• **Dataset excerpts**
-.-.-

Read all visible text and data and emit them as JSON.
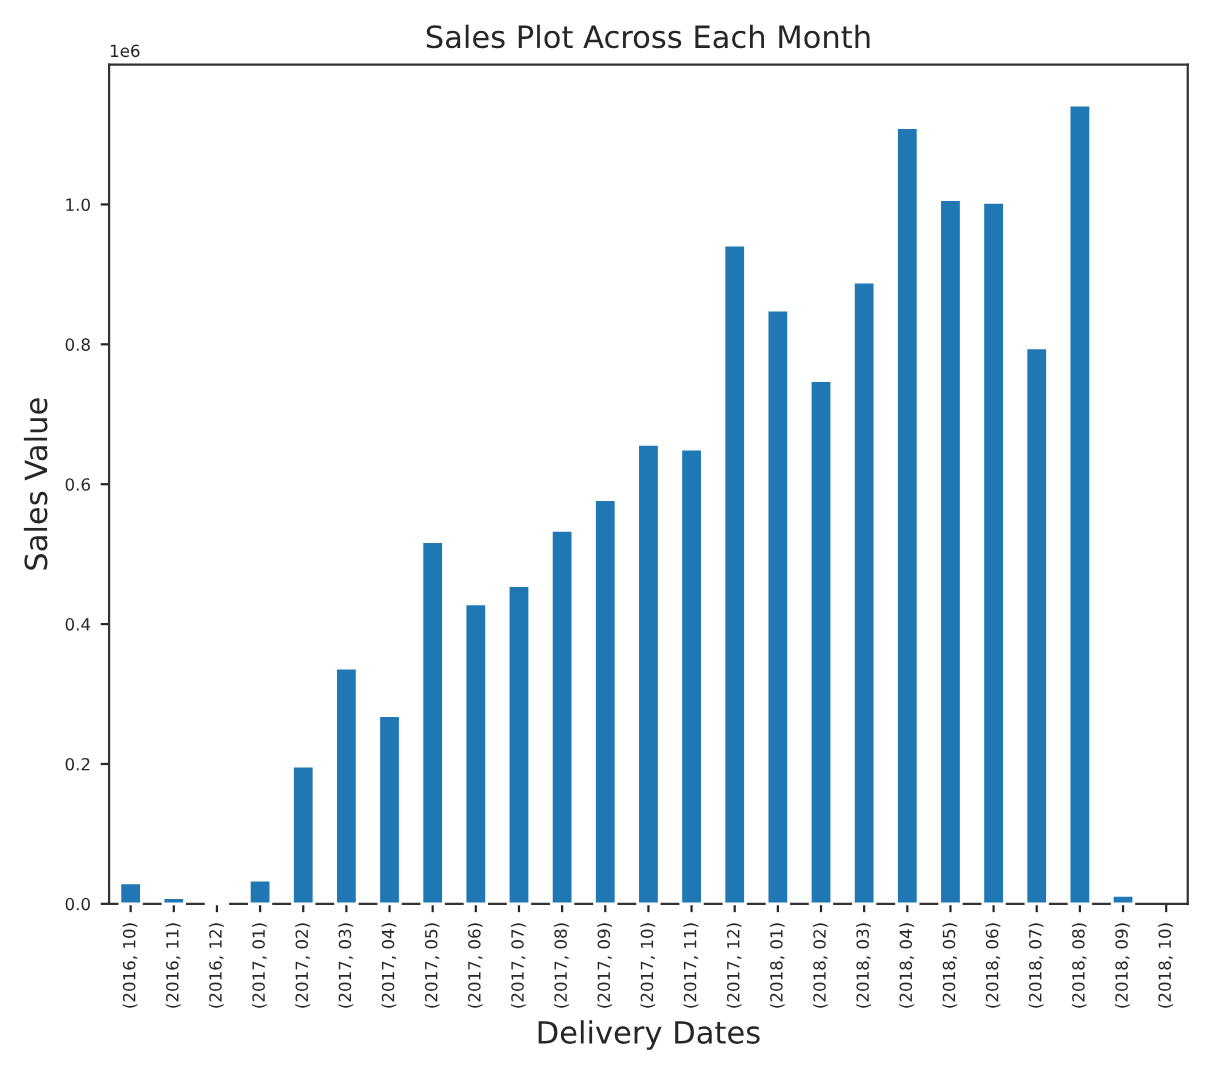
{
  "chart_data": {
    "type": "bar",
    "title": "Sales Plot Across Each Month",
    "xlabel": "Delivery Dates",
    "ylabel": "Sales Value",
    "annotations": [
      "1e6"
    ],
    "categories": [
      "(2016, 10)",
      "(2016, 11)",
      "(2016, 12)",
      "(2017, 01)",
      "(2017, 02)",
      "(2017, 03)",
      "(2017, 04)",
      "(2017, 05)",
      "(2017, 06)",
      "(2017, 07)",
      "(2017, 08)",
      "(2017, 09)",
      "(2017, 10)",
      "(2017, 11)",
      "(2017, 12)",
      "(2018, 01)",
      "(2018, 02)",
      "(2018, 03)",
      "(2018, 04)",
      "(2018, 05)",
      "(2018, 06)",
      "(2018, 07)",
      "(2018, 08)",
      "(2018, 09)",
      "(2018, 10)"
    ],
    "values": [
      0.03,
      0.009,
      0.003,
      0.034,
      0.197,
      0.337,
      0.269,
      0.518,
      0.429,
      0.455,
      0.534,
      0.578,
      0.657,
      0.65,
      0.942,
      0.849,
      0.748,
      0.889,
      1.11,
      1.007,
      1.003,
      0.795,
      1.142,
      0.012,
      null
    ],
    "color": "#1f77b4",
    "ylim": [
      0,
      1.2
    ],
    "yticks": [
      {
        "value": 0,
        "label": "0.0"
      },
      {
        "value": 0.2,
        "label": "0.2"
      },
      {
        "value": 0.4,
        "label": "0.4"
      },
      {
        "value": 0.6,
        "label": "0.6"
      },
      {
        "value": 0.8,
        "label": "0.8"
      },
      {
        "value": 1.0,
        "label": "1.0"
      }
    ],
    "grid": false,
    "legend": false
  }
}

-.-.-

• **To do**
Using the records above, find and show each line with the string "Sales".

• **Task result**
    "title": "Sales Plot Across Each Month",
    "ylabel": "Sales Value",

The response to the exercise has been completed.